Permintaan — Tuliskan kembali bagian teks tentang undang-undang telekomunikasi, mulai dari "Beberapa alasan telekomunikasi" dan berlanjut hingga "dan UUD 1945.", dengan mengganti "wahana" menjadi "sarana".

Cuplikan Sumber —
Rabu, 03 Mei 2017

UU NO. 36 TAHUN 1999 TENTANG TELEKOMUNIKASI

Telekomunikasi merupakan salah satu infrastruktur penting dalam kehidupan berbangsa dan bernegara dalam rangka mendukung peningkatan berbagai aspek, mulai dari aspek perekonomian, pendidikan, dan hubungan antar bangsa, yang perlu ditingkatkan melalui ketersediaannya baik dari segi aksesibilitas, densitas, mutu dan layanannya sehingga dapat menjangkau seluruh lapisan masyarakat.
Beberapa alasan telekomunikasi perlu diatur adalah:
1.       Telekomunikasi merupakan suatu bidang yang menguasai hajat hidup orang banyak sehingga pengaturannya perlu dilakukan secara khusus agar sesuai dengan Prinsip Ekonomi indonesia yang terdapat dalam Pasal 33 ayat (3) Undang-Undang Dasar 1945 (UUD 1945).
2.       Telekomunikasi mempunyai arti penting karena dapat dipergunakan sebagai suatu wahana untuk mencapai pembangunan nasional dalam mewujudkan masyarakat adil dan makmur yang merata materiil dan spiritual, berdasarkan Pancasila dan UUD 1945.

Cuplikan Data —
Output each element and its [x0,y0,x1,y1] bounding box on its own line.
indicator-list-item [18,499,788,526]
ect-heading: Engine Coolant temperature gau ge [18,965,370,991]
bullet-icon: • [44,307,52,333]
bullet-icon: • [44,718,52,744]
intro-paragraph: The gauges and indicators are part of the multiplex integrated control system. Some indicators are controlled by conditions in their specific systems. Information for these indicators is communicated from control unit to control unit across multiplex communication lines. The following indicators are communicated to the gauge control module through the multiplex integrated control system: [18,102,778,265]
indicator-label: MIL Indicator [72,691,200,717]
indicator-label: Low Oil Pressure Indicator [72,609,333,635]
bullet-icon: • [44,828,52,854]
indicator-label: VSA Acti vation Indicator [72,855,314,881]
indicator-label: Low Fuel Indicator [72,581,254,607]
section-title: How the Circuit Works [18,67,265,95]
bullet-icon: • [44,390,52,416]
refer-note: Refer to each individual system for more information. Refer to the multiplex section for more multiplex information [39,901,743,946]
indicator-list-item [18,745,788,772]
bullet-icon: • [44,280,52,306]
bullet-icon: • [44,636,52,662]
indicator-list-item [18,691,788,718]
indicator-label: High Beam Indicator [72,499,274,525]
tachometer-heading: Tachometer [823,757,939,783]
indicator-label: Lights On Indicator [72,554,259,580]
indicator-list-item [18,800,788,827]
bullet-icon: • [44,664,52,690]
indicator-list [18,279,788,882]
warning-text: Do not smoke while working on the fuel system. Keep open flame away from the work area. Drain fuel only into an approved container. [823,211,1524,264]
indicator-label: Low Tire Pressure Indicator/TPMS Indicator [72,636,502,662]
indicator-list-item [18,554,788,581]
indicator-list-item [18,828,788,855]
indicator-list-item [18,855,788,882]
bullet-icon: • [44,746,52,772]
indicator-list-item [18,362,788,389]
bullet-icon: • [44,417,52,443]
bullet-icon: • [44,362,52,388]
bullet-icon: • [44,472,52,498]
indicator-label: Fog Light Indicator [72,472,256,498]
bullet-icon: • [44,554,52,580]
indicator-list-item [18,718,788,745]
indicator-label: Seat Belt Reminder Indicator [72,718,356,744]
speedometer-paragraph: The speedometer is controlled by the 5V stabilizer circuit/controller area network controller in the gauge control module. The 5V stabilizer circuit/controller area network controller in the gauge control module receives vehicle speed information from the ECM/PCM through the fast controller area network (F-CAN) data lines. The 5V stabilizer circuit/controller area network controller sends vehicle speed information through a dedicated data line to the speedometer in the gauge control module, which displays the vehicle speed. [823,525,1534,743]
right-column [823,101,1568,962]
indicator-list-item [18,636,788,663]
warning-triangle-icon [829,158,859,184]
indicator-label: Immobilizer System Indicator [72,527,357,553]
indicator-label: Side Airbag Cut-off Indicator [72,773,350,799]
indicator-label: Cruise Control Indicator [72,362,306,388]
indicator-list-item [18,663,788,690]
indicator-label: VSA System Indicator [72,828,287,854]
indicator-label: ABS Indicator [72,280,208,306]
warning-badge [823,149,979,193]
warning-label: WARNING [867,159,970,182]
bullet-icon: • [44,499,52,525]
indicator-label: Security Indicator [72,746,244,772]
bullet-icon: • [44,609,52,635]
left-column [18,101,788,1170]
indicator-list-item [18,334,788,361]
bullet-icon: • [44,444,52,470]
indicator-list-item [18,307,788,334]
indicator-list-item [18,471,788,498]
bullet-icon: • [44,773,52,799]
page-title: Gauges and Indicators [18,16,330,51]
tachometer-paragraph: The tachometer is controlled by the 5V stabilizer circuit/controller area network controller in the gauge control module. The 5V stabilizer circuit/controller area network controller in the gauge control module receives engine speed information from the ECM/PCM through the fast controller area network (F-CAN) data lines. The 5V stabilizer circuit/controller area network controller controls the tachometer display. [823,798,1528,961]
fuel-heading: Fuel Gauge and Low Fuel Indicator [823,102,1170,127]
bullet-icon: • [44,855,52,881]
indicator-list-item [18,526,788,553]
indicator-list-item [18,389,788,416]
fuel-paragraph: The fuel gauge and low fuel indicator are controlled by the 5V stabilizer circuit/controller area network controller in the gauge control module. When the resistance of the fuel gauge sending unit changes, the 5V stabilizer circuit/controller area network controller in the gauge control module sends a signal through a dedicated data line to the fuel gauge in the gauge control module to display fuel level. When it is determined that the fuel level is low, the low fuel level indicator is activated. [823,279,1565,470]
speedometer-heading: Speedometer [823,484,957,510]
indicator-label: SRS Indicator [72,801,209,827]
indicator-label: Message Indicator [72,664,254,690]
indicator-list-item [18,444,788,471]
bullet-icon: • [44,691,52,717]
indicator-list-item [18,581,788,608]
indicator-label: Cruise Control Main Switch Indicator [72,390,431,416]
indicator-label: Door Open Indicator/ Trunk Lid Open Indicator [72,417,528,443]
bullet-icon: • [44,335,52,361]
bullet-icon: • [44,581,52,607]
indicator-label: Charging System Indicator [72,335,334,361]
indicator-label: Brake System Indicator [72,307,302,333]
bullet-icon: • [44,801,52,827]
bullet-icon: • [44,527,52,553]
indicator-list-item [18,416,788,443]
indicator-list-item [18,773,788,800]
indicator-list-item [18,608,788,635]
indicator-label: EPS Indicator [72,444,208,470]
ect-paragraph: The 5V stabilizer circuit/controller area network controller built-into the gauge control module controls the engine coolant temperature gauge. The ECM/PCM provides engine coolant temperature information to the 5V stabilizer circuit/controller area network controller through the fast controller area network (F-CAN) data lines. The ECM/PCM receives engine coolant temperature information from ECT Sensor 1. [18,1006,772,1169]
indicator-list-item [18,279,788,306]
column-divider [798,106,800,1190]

Hasil Latihan —
Beberapa alasan telekomunikasi perlu diatur adalah:
1.       Telekomunikasi merupakan suatu bidang yang menguasai hajat hidup orang banyak sehingga pengaturannya perlu dilakukan secara khusus agar sesuai dengan Prinsip Ekonomi indonesia yang terdapat dalam Pasal 33 ayat (3) Undang-Undang Dasar 1945 (UUD 1945).
2.       Telekomunikasi mempunyai arti penting karena dapat dipergunakan sebagai suatu sarana untuk mencapai pembangunan nasional dalam mewujudkan masyarakat adil dan makmur yang merata materiil dan spiritual, berdasarkan Pancasila dan UUD 1945.